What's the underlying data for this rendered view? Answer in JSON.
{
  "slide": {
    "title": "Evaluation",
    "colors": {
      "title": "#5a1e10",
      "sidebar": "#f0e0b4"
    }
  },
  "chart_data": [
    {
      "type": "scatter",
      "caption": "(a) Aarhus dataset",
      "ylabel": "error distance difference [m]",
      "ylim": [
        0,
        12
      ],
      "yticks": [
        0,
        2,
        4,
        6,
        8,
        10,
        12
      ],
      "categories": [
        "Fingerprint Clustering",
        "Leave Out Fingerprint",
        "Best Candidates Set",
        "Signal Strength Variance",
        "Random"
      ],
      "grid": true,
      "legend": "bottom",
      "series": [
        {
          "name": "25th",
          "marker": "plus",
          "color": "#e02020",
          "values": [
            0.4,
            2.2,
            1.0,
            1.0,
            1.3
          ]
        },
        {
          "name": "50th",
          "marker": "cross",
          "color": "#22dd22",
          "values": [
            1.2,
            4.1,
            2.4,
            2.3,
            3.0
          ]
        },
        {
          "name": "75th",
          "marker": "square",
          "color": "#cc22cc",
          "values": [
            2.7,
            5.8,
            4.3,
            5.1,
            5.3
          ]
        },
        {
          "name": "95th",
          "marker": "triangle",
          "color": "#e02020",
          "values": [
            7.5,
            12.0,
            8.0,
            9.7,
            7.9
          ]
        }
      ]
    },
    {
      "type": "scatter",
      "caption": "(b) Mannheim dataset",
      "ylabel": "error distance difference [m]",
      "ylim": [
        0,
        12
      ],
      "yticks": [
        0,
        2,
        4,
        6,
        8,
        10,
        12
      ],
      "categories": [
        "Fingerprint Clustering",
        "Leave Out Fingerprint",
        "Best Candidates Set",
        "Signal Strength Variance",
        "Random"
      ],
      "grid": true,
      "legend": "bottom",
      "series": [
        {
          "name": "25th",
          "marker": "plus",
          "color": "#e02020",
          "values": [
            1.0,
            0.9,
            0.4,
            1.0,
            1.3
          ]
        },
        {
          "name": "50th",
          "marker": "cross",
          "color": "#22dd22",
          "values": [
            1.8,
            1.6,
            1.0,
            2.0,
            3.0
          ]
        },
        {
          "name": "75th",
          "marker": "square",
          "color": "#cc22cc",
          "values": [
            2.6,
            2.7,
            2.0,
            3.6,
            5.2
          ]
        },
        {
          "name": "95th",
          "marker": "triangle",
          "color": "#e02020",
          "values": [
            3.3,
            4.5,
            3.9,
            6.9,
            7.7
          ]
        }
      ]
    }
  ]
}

====

- **Aim of the task**: Repeat every entry word for word.

- **Exercise result**:
What's the underlying data for this rendered view? Answer in JSON.
{
  "slide": {
    "title": "Evaluation",
    "colors": {
      "title": "#5a1e10",
      "sidebar": "#f0e0b4"
    }
  },
  "chart_data": [
    {
      "type": "scatter",
      "caption": "(a) Aarhus dataset",
      "ylabel": "error distance difference [m]",
      "ylim": [
        0,
        12
      ],
      "yticks": [
        0,
        2,
        4,
        6,
        8,
        10,
        12
      ],
      "categories": [
        "Fingerprint Clustering",
        "Leave Out Fingerprint",
        "Best Candidates Set",
        "Signal Strength Variance",
        "Random"
      ],
      "grid": true,
      "legend": "bottom",
      "series": [
        {
          "name": "25th",
          "marker": "plus",
          "color": "#e02020",
          "values": [
            0.4,
            2.2,
            1.0,
            1.0,
            1.3
          ]
        },
        {
          "name": "50th",
          "marker": "cross",
          "color": "#22dd22",
          "values": [
            1.2,
            4.1,
            2.4,
            2.3,
            3.0
          ]
        },
        {
          "name": "75th",
          "marker": "square",
          "color": "#cc22cc",
          "values": [
            2.7,
            5.8,
            4.3,
            5.1,
            5.3
          ]
        },
        {
          "name": "95th",
          "marker": "triangle",
          "color": "#e02020",
          "values": [
            7.5,
            12.0,
            8.0,
            9.7,
            7.9
          ]
        }
      ]
    },
    {
      "type": "scatter",
      "caption": "(b) Mannheim dataset",
      "ylabel": "error distance difference [m]",
      "ylim": [
        0,
        12
      ],
      "yticks": [
        0,
        2,
        4,
        6,
        8,
        10,
        12
      ],
      "categories": [
        "Fingerprint Clustering",
        "Leave Out Fingerprint",
        "Best Candidates Set",
        "Signal Strength Variance",
        "Random"
      ],
      "grid": true,
      "legend": "bottom",
      "series": [
        {
          "name": "25th",
          "marker": "plus",
          "color": "#e02020",
          "values": [
            1.0,
            0.9,
            0.4,
            1.0,
            1.3
          ]
        },
        {
          "name": "50th",
          "marker": "cross",
          "color": "#22dd22",
          "values": [
            1.8,
            1.6,
            1.0,
            2.0,
            3.0
          ]
        },
        {
          "name": "75th",
          "marker": "square",
          "color": "#cc22cc",
          "values": [
            2.6,
            2.7,
            2.0,
            3.6,
            5.2
          ]
        },
        {
          "name": "95th",
          "marker": "triangle",
          "color": "#e02020",
          "values": [
            3.3,
            4.5,
            3.9,
            6.9,
            7.7
          ]
        }
      ]
    }
  ]
}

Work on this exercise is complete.